**** Data lines ****

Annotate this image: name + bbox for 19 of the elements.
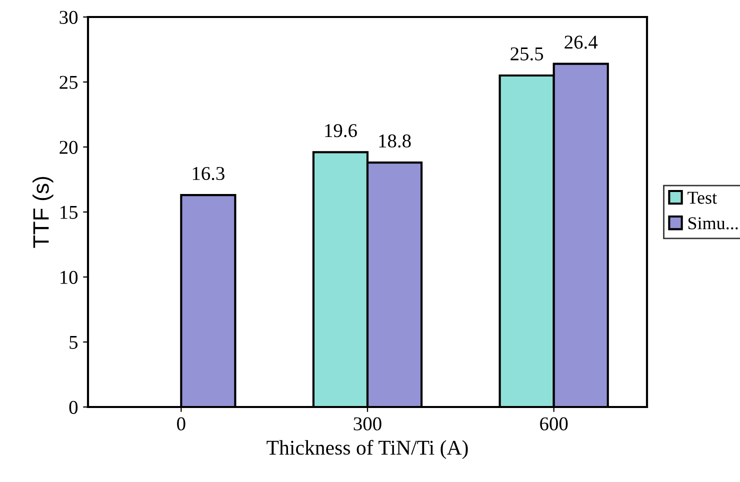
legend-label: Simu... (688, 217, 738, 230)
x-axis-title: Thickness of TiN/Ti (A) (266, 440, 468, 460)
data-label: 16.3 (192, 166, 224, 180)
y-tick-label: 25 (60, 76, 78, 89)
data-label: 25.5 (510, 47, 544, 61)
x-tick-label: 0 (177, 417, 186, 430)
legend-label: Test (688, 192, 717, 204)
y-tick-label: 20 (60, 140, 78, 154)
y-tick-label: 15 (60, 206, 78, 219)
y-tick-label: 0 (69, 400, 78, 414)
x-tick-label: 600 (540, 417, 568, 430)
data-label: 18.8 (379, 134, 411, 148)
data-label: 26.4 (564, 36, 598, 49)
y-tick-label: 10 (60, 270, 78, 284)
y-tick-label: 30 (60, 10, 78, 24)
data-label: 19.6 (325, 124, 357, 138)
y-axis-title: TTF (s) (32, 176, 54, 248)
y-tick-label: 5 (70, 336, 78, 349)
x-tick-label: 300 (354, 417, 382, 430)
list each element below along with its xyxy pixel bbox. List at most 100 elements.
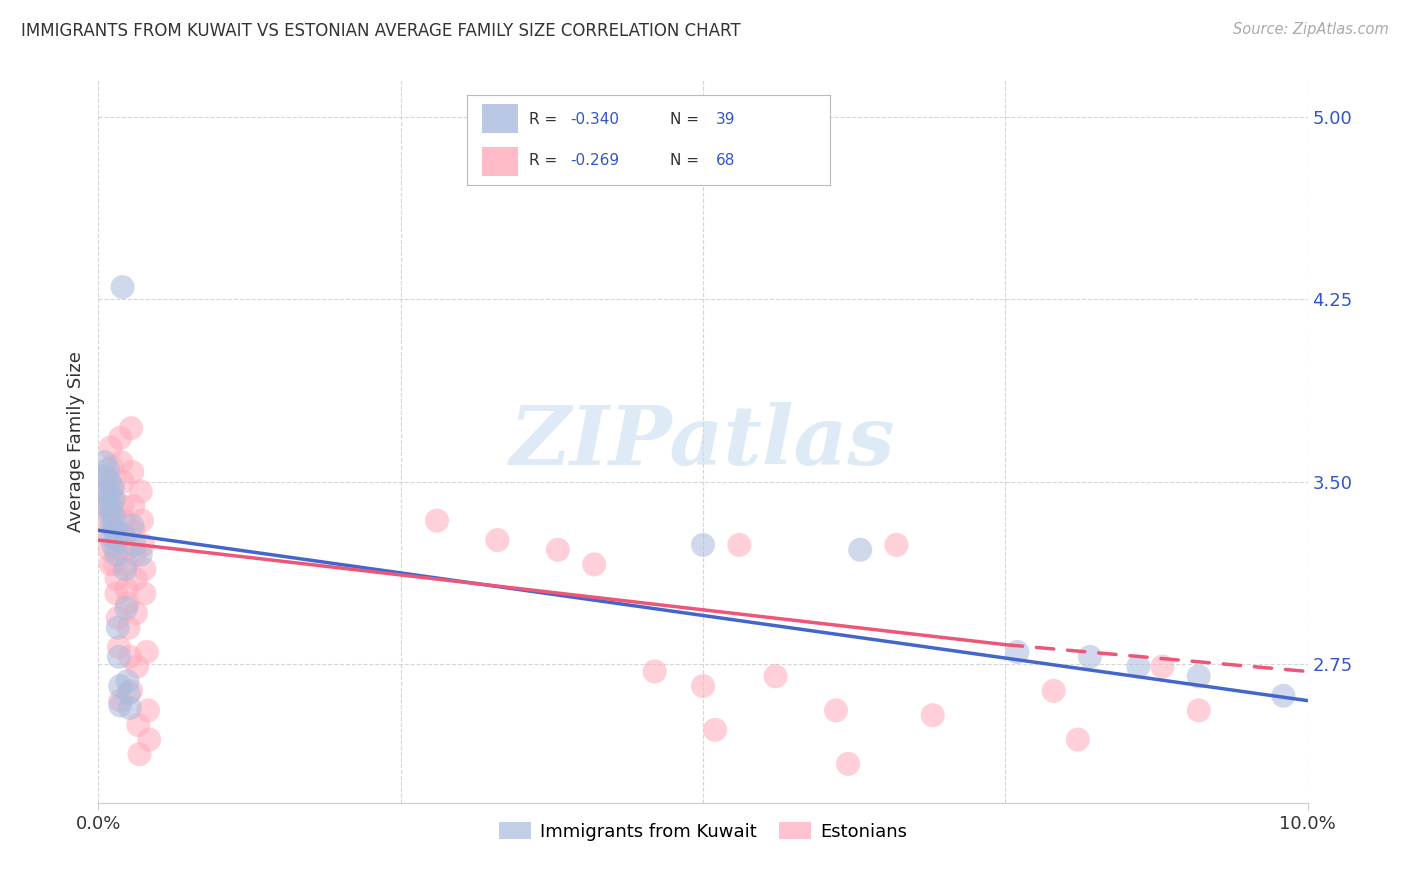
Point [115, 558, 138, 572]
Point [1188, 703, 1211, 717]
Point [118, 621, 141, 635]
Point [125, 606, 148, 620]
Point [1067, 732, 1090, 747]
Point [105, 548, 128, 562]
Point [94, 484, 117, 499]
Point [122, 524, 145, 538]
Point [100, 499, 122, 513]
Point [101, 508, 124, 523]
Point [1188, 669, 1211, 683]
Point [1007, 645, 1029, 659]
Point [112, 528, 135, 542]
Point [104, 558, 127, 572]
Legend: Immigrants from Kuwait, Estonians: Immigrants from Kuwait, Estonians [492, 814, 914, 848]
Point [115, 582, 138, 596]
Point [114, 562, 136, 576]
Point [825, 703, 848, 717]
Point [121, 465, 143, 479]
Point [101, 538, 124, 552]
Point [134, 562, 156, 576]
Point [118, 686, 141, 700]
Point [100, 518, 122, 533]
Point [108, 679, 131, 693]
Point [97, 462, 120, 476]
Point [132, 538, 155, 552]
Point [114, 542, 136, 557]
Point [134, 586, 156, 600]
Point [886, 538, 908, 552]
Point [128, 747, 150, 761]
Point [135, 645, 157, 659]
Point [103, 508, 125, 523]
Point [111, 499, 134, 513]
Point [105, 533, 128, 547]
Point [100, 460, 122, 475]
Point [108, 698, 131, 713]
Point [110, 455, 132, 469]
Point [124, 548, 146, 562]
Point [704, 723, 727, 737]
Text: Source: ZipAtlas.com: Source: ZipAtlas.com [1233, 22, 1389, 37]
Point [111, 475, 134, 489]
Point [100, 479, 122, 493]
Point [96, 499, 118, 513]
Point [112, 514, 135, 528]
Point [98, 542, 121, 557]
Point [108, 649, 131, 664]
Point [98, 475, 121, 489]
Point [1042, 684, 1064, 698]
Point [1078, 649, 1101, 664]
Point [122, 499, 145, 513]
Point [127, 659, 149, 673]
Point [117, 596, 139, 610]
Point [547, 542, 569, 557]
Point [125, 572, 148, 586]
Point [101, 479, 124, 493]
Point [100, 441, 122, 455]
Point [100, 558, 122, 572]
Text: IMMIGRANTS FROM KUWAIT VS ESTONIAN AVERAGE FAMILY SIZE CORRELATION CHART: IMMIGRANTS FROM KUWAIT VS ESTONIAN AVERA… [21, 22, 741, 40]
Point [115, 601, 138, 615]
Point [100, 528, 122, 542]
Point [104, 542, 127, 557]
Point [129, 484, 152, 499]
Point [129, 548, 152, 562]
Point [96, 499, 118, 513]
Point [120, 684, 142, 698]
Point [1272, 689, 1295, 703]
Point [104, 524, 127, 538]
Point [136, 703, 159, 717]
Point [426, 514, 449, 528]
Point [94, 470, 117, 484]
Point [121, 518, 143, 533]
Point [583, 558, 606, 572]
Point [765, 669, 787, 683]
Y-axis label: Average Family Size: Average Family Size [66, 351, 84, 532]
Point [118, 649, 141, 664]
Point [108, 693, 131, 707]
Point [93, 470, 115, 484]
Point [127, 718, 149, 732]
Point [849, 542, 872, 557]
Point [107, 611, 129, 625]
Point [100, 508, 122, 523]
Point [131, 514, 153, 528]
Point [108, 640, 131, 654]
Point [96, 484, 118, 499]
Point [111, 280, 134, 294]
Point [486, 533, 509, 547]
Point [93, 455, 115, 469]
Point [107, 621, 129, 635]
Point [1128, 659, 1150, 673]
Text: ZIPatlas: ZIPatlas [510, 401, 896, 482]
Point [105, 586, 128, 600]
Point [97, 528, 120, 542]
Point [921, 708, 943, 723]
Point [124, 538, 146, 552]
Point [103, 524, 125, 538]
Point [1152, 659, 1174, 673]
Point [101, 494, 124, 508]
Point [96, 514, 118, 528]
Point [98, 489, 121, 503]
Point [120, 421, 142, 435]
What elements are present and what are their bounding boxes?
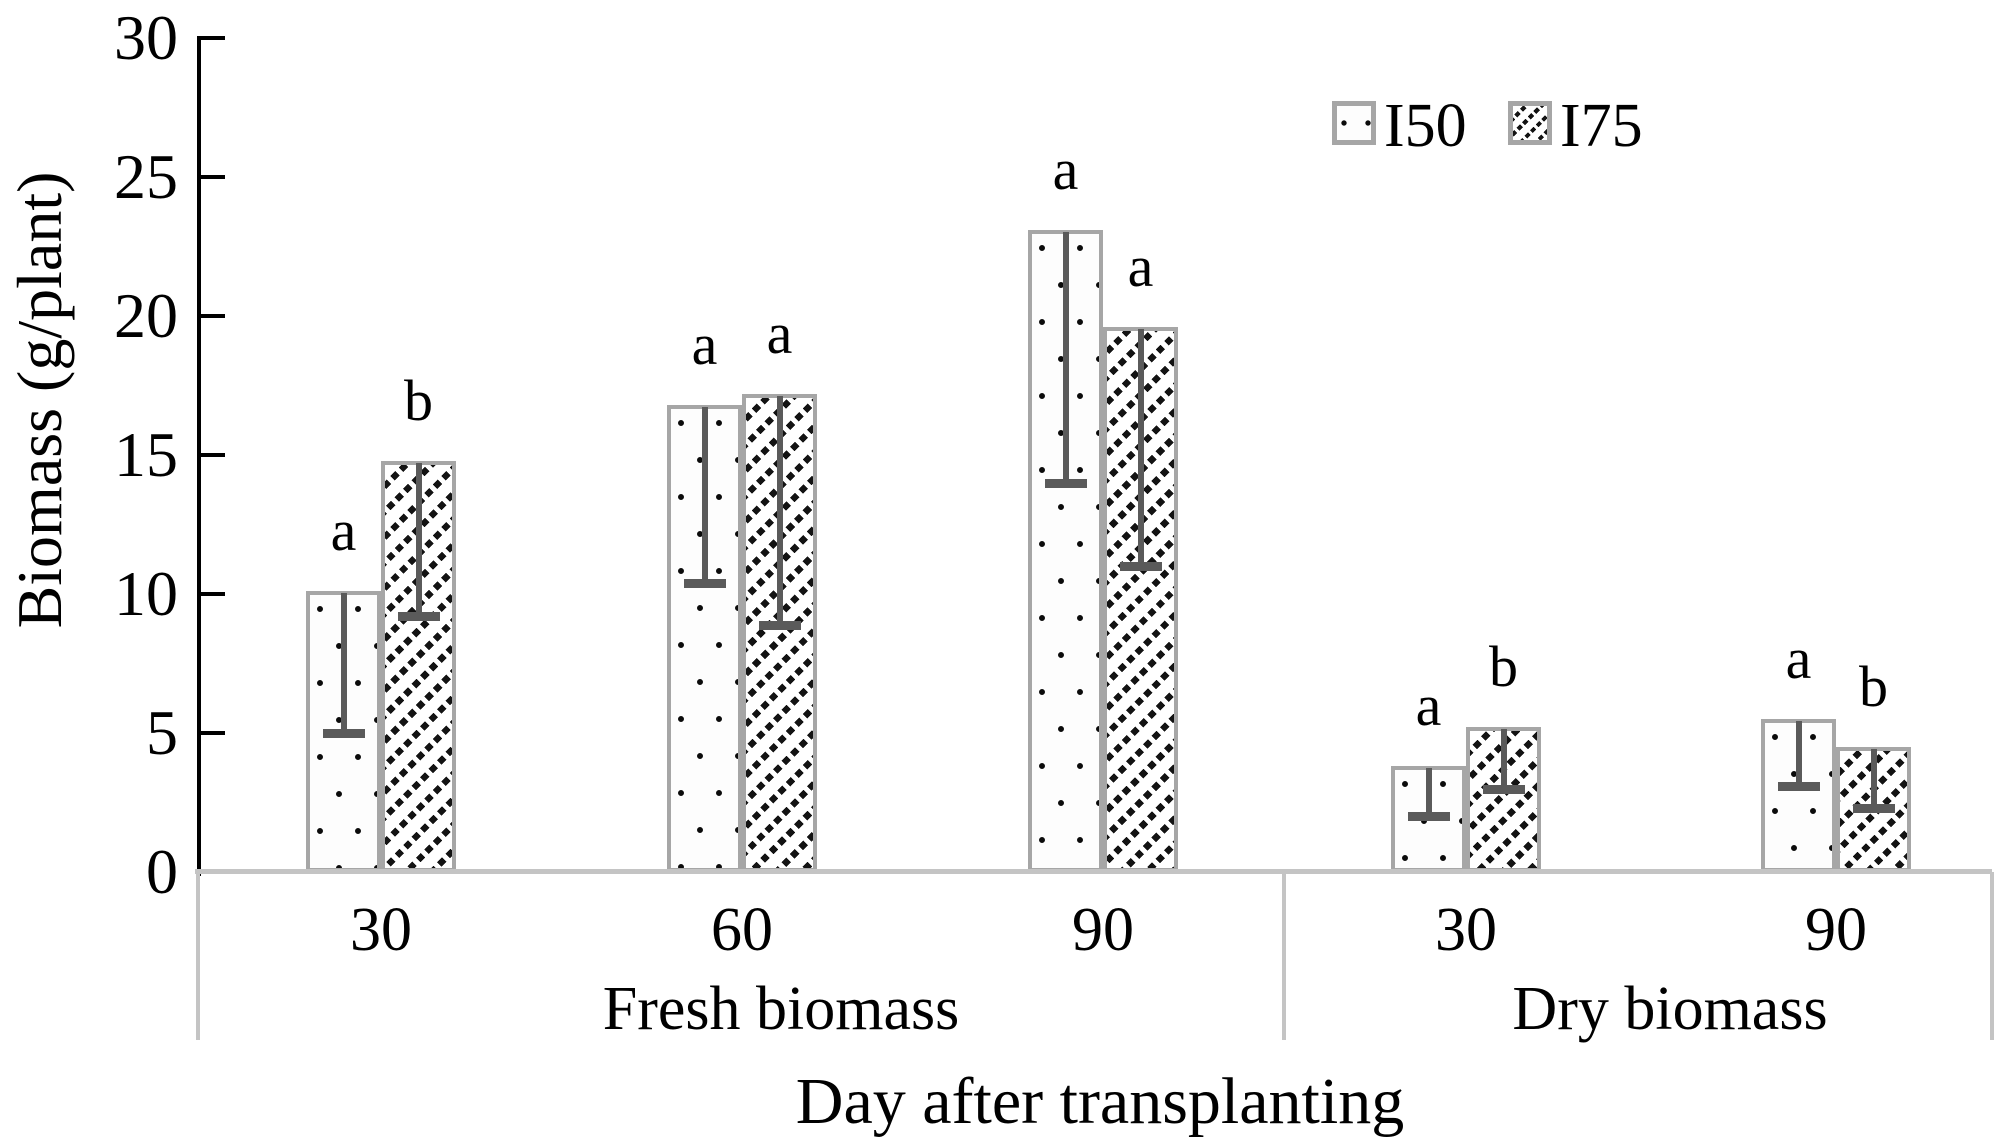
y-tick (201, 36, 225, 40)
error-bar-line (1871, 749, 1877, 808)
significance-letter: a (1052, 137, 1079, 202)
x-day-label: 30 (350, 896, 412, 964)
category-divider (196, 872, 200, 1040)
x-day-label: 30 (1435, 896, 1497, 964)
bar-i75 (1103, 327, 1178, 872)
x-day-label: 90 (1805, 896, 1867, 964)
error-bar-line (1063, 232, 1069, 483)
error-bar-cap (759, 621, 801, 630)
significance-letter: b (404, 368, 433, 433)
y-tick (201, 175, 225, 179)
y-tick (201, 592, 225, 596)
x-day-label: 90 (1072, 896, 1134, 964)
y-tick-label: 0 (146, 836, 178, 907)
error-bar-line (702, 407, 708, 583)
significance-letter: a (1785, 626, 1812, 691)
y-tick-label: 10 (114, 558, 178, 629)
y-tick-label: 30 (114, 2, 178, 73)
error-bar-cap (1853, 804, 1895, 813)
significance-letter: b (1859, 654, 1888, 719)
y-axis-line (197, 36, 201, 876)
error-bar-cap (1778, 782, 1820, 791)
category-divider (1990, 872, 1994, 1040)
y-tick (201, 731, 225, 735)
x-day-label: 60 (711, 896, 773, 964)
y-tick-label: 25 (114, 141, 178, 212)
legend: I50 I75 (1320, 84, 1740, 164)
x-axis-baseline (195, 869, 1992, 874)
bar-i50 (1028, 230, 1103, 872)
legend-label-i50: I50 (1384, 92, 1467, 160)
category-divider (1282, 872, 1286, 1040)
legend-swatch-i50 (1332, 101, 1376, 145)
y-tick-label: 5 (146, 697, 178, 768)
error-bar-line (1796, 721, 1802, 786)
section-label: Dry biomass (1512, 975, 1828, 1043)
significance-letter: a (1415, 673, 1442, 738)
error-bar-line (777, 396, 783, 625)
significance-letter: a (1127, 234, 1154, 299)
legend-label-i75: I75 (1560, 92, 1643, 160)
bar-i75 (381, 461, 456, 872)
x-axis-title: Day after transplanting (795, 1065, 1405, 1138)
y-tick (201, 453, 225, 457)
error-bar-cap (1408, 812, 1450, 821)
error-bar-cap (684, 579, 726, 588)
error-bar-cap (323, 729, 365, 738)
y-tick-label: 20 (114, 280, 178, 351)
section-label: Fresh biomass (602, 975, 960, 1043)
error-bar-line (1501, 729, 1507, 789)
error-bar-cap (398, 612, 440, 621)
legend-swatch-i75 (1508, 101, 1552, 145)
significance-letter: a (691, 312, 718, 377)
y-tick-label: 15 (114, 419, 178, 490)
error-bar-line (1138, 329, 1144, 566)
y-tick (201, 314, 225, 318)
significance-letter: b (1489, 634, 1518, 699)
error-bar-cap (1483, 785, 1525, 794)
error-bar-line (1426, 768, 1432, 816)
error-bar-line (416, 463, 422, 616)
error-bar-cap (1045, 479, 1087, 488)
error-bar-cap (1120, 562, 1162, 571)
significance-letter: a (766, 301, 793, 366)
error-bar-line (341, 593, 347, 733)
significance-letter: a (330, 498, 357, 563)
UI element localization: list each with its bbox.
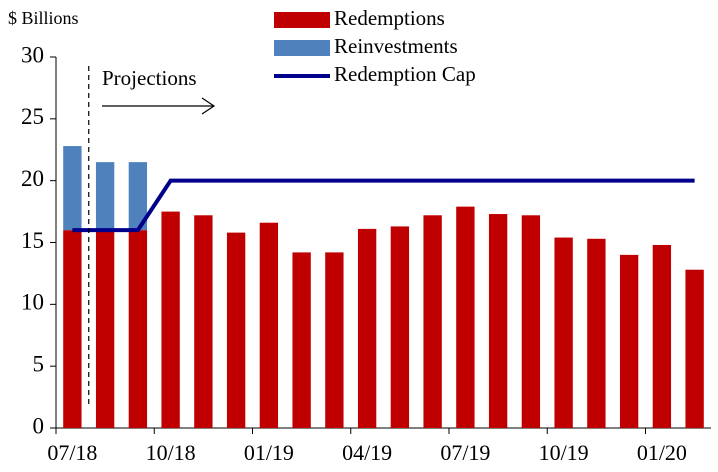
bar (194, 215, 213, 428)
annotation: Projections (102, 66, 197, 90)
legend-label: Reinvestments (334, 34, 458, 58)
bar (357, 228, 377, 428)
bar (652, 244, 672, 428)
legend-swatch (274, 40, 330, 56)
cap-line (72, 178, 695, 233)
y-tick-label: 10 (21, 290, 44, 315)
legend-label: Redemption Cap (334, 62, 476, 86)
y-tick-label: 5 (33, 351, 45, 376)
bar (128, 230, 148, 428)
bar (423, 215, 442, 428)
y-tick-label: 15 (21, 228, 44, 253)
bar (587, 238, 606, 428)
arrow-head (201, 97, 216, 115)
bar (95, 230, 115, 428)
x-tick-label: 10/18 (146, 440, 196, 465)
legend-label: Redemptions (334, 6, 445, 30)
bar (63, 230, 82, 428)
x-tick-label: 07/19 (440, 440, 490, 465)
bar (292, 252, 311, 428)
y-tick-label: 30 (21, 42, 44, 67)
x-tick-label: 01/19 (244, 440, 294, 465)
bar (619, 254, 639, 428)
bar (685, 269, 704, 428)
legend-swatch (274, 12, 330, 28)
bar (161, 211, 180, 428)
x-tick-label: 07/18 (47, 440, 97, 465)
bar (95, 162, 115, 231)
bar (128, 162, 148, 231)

****

» The exercise:
In the listing, take everything from the line containing "legend-label: Simu... (688, 217, 738, 230)" down to the line containing "y-tick-label: 5 (70, 336, 78, 349)" and replace each "data-label" with "value-label". Return only those lines, with everything else left unchanged.

» Written answer:
legend-label: Simu... (688, 217, 738, 230)
x-axis-title: Thickness of TiN/Ti (A) (266, 440, 468, 460)
value-label: 16.3 (192, 166, 224, 180)
y-tick-label: 25 (60, 76, 78, 89)
value-label: 25.5 (510, 47, 544, 61)
x-tick-label: 0 (177, 417, 186, 430)
legend-label: Test (688, 192, 717, 204)
y-tick-label: 20 (60, 140, 78, 154)
y-tick-label: 15 (60, 206, 78, 219)
y-tick-label: 0 (69, 400, 78, 414)
x-tick-label: 600 (540, 417, 568, 430)
value-label: 18.8 (379, 134, 411, 148)
value-label: 26.4 (564, 36, 598, 49)
y-tick-label: 10 (60, 270, 78, 284)
y-tick-label: 30 (60, 10, 78, 24)
value-label: 19.6 (325, 124, 357, 138)
y-axis-title: TTF (s) (32, 176, 54, 248)
y-tick-label: 5 (70, 336, 78, 349)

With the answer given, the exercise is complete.